*Quoted passage:*
%%
If you fit a parabola to a data set, you're going to get a parabola. If you fit a logarithm curve to a data set, you're going to get a log curve. If you're curve fitting, your own assumptions dictate the final results--and probably won't predict the future:
Climate change prophecy hangs its hat on computer climate models. The models have gigantic problems. According to Kevin Trenberth, once in charge of modeling at the National Center for Atmospheric Research, “[None of the] models correspond even remotely to the current observed climate [of the Earth].” The models can’t properly model the Earth’s climate, but we are supposed to believe that, if carbon dioxide has a certain effect on the imaginary Earths of the many models it will have the same effect on the real earth.
The climate models are an exemplary representation of confirmation bias, the psychological tendency to suspend one’s critical facilities in favor of welcoming what one expects or desires. Climate scientists can manipulate numerous adjustable parameters in the models that can be changed to tune a model to give a “good” result. Technically, a good result would be that the climate model output can match past climate history. But that good result competes with another kind of good result. That other good result is a prediction of a climate catastrophe. That sort of “good” result has elevated the social and financial status of climate science into the stratosphere...
Testing a model against past history and assuming that it will then predict the future is a methodology that invites failure. The failure starts when the modeler adds more adjustable parameters to enhance the model. At some point, one should ask if we are fitting a model or doing simple curve fitting. If the model has degenerated into curve fitting, it very likely won’t have serious predictive capability.
%%
*Record list:*
%%
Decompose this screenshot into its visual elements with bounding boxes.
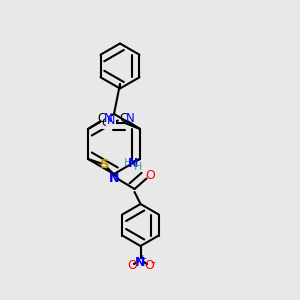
Text: N: N <box>128 157 139 170</box>
Text: H: H <box>124 158 132 169</box>
Text: O: O <box>145 169 155 182</box>
Text: +: + <box>137 254 147 265</box>
Text: N: N <box>126 112 134 125</box>
Text: N: N <box>109 172 119 185</box>
Text: O: O <box>127 259 137 272</box>
Text: C: C <box>119 112 128 125</box>
Text: N: N <box>135 256 146 269</box>
Text: C: C <box>102 118 110 128</box>
Text: O: O <box>144 259 154 272</box>
Text: N: N <box>107 116 116 127</box>
Text: C: C <box>98 112 106 125</box>
Text: N: N <box>104 112 112 125</box>
Text: S: S <box>100 158 109 172</box>
Text: -: - <box>150 257 155 271</box>
Text: H: H <box>134 162 143 172</box>
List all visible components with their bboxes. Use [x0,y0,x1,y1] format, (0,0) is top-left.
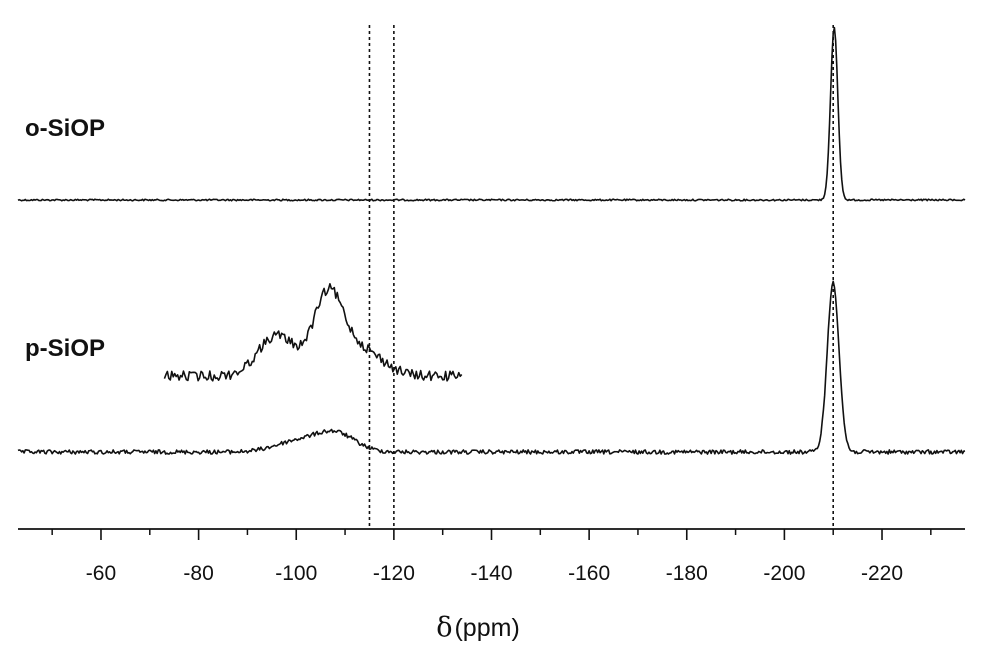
x-axis-unit: (ppm) [454,614,519,642]
series-label-o-siop: o-SiOP [25,115,105,142]
x-tick-label: -80 [183,562,213,585]
x-tick-label: -180 [666,562,708,585]
x-tick-label: -60 [86,562,116,585]
labels: o-SiOP p-SiOP δ(ppm) [25,115,520,643]
o-siop-trace [17,26,966,202]
p-siop-trace [17,280,966,455]
series-label-p-siop: p-SiOP [25,335,105,362]
spectrum-traces [17,26,966,455]
x-tick-label: -220 [861,562,903,585]
x-axis: -60 -80 -100 -120 -140 -160 -180 -200 -220 [18,528,965,585]
x-tick-label: -200 [763,562,805,585]
x-tick-label: -140 [470,562,512,585]
x-axis-symbol: δ [436,612,452,643]
x-tick-label: -100 [275,562,317,585]
x-axis-title: δ(ppm) [436,612,520,643]
x-tick-label: -160 [568,562,610,585]
p-siop-inset-trace [163,282,463,382]
x-tick-label: -120 [373,562,415,585]
reference-lines [368,25,835,529]
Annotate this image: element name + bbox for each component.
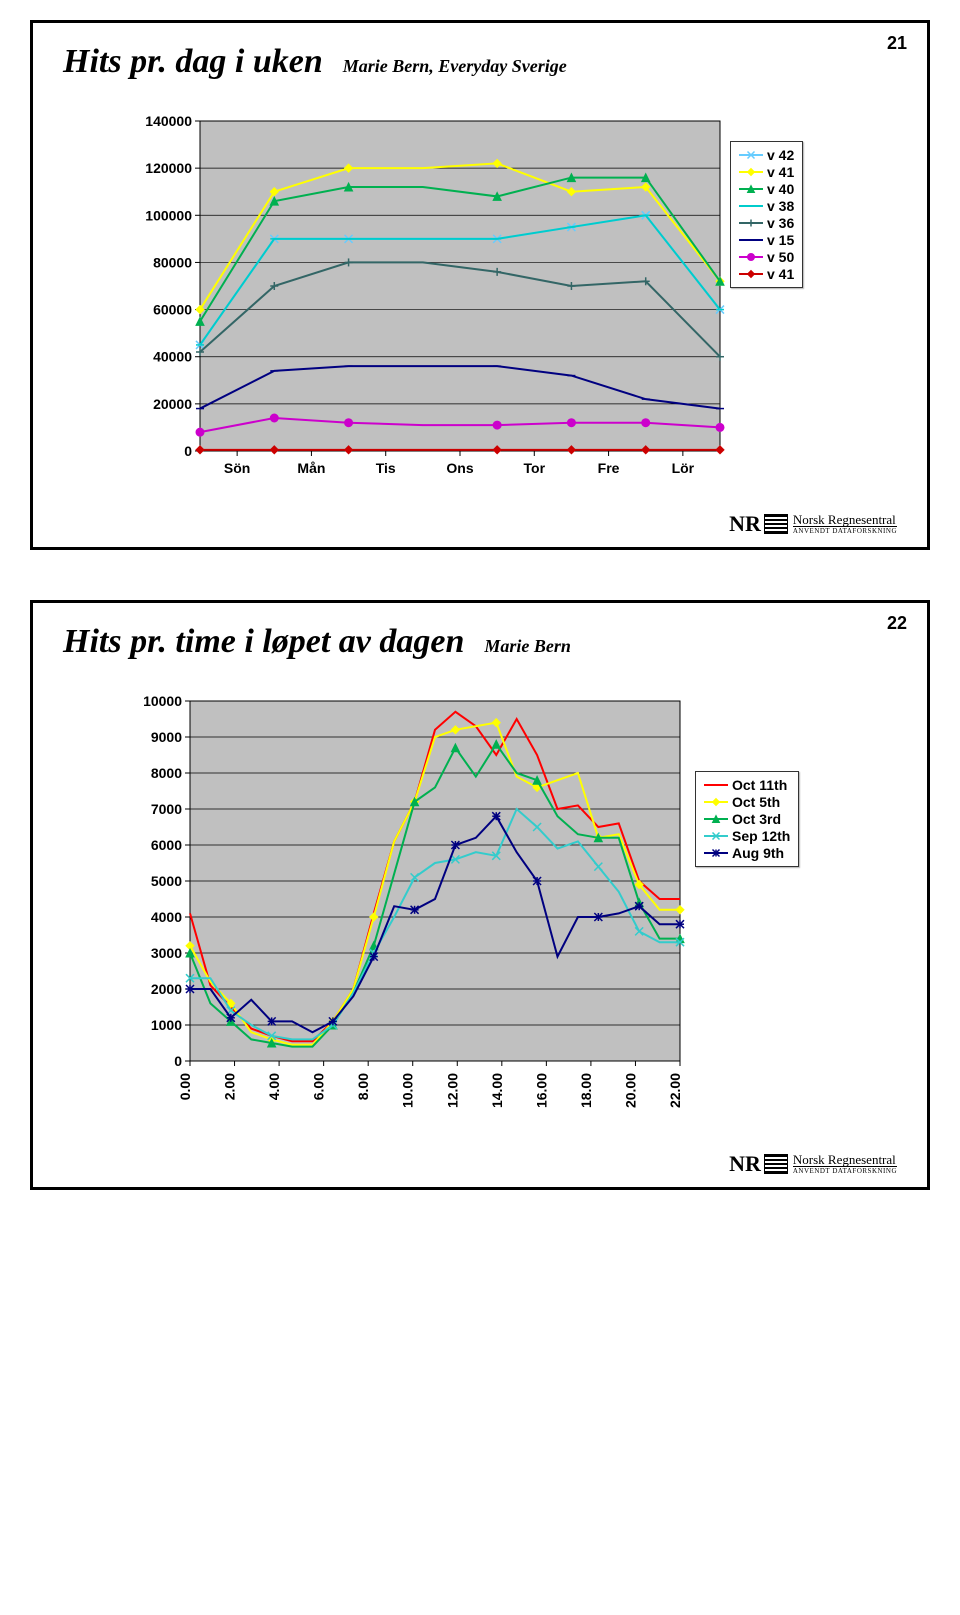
legend-item: v 41 [739,266,794,282]
title-row: Hits pr. time i løpet av dagen Marie Ber… [63,623,897,661]
svg-text:7000: 7000 [151,801,182,817]
line-chart-hits-per-day: 0 20000 40000 60000 80000 100000 120000 140000 S… [120,111,840,491]
svg-text:8.00: 8.00 [355,1073,371,1100]
svg-text:2.00: 2.00 [222,1073,238,1100]
page-number: 21 [887,33,907,54]
legend-item: v 50 [739,249,794,265]
legend-item: Oct 5th [704,794,790,810]
legend: v 42v 41v 40v 38v 36v 15v 50v 41 [730,141,803,288]
svg-text:16.00: 16.00 [533,1073,549,1108]
footer-line2: ANVENDT DATAFORSKNING [793,1166,897,1175]
legend-item: Sep 12th [704,828,790,844]
footer-bars-icon [764,1154,788,1174]
svg-text:9000: 9000 [151,729,182,745]
svg-text:8000: 8000 [151,765,182,781]
footer-bars-icon [764,514,788,534]
svg-text:20000: 20000 [153,396,192,412]
legend-item: Oct 3rd [704,811,790,827]
slide-subtitle: Marie Bern [484,636,571,657]
svg-text:Sön: Sön [224,460,250,476]
slide-subtitle: Marie Bern, Everyday Sverige [343,56,567,77]
svg-text:14.00: 14.00 [489,1073,505,1108]
legend-item: Aug 9th [704,845,790,861]
slide-title: Hits pr. dag i uken [63,43,323,81]
slide-21: 21 Hits pr. dag i uken Marie Bern, Every… [30,20,930,550]
line-chart-hits-per-hour: 0 1000 2000 3000 4000 5000 6000 7000 8000 9000 100… [120,691,840,1131]
legend-item: v 40 [739,181,794,197]
legend-item: v 41 [739,164,794,180]
svg-text:1000: 1000 [151,1017,182,1033]
svg-text:0: 0 [174,1053,182,1069]
footer-nr: NR [729,1151,761,1177]
svg-text:20.00: 20.00 [622,1073,638,1108]
chart-wrap: 0 20000 40000 60000 80000 100000 120000 140000 S… [63,111,897,491]
chart-wrap: 0 1000 2000 3000 4000 5000 6000 7000 8000 9000 100… [63,691,897,1131]
svg-text:100000: 100000 [145,207,192,223]
svg-text:80000: 80000 [153,254,192,270]
slide-22: 22 Hits pr. time i løpet av dagen Marie … [30,600,930,1190]
svg-text:3000: 3000 [151,945,182,961]
title-row: Hits pr. dag i uken Marie Bern, Everyday… [63,43,897,81]
legend-item: v 42 [739,147,794,163]
legend: Oct 11thOct 5thOct 3rdSep 12thAug 9th [695,771,799,867]
legend-item: Oct 11th [704,777,790,793]
slide-title: Hits pr. time i løpet av dagen [63,623,464,661]
footer-line2: ANVENDT DATAFORSKNING [793,526,897,535]
legend-item: v 15 [739,232,794,248]
svg-text:5000: 5000 [151,873,182,889]
svg-text:12.00: 12.00 [444,1073,460,1108]
svg-text:22.00: 22.00 [667,1073,683,1108]
footer-logo: NR Norsk Regnesentral ANVENDT DATAFORSKN… [63,511,897,537]
legend-item: v 36 [739,215,794,231]
svg-text:6.00: 6.00 [311,1073,327,1100]
svg-text:Ons: Ons [446,460,473,476]
svg-text:18.00: 18.00 [578,1073,594,1108]
footer-nr: NR [729,511,761,537]
svg-text:Tor: Tor [524,460,546,476]
legend-item: v 38 [739,198,794,214]
svg-text:Fre: Fre [598,460,620,476]
svg-text:140000: 140000 [145,113,192,129]
svg-text:10000: 10000 [143,693,182,709]
svg-text:0.00: 0.00 [177,1073,193,1100]
svg-text:0: 0 [184,443,192,459]
svg-text:40000: 40000 [153,349,192,365]
svg-text:2000: 2000 [151,981,182,997]
svg-text:4.00: 4.00 [266,1073,282,1100]
footer-line1: Norsk Regnesentral [793,513,897,526]
svg-text:60000: 60000 [153,302,192,318]
footer-logo: NR Norsk Regnesentral ANVENDT DATAFORSKN… [63,1151,897,1177]
svg-text:6000: 6000 [151,837,182,853]
footer-line1: Norsk Regnesentral [793,1153,897,1166]
svg-text:Mån: Mån [297,460,325,476]
svg-text:Lör: Lör [672,460,695,476]
svg-text:10.00: 10.00 [400,1073,416,1108]
svg-text:Tis: Tis [376,460,396,476]
svg-text:120000: 120000 [145,160,192,176]
page-number: 22 [887,613,907,634]
svg-text:4000: 4000 [151,909,182,925]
%%
*Tasks to perform:*
a) Translate this sentence from the climate models passage into Spanish: "Testing a model against past history and assuming that it will then predict the future is a methodology that invites failure."
b) Reproduce the climate models passage between "The climate models" and "into the stratosphere...", inclusive.

*List of solutions:*
a) Probar un modelo con la historia pasada y suponer que luego predecirá el futuro es una metodología que invita al fracaso.

b)
The climate models are an exemplary representation of confirmation bias, the psychological tendency to suspend one’s critical facilities in favor of welcoming what one expects or desires. Climate scientists can manipulate numerous adjustable parameters in the models that can be changed to tune a model to give a “good” result. Technically, a good result would be that the climate model output can match past climate history. But that good result competes with another kind of good result. That other good result is a prediction of a climate catastrophe. That sort of “good” result has elevated the social and financial status of climate science into the stratosphere...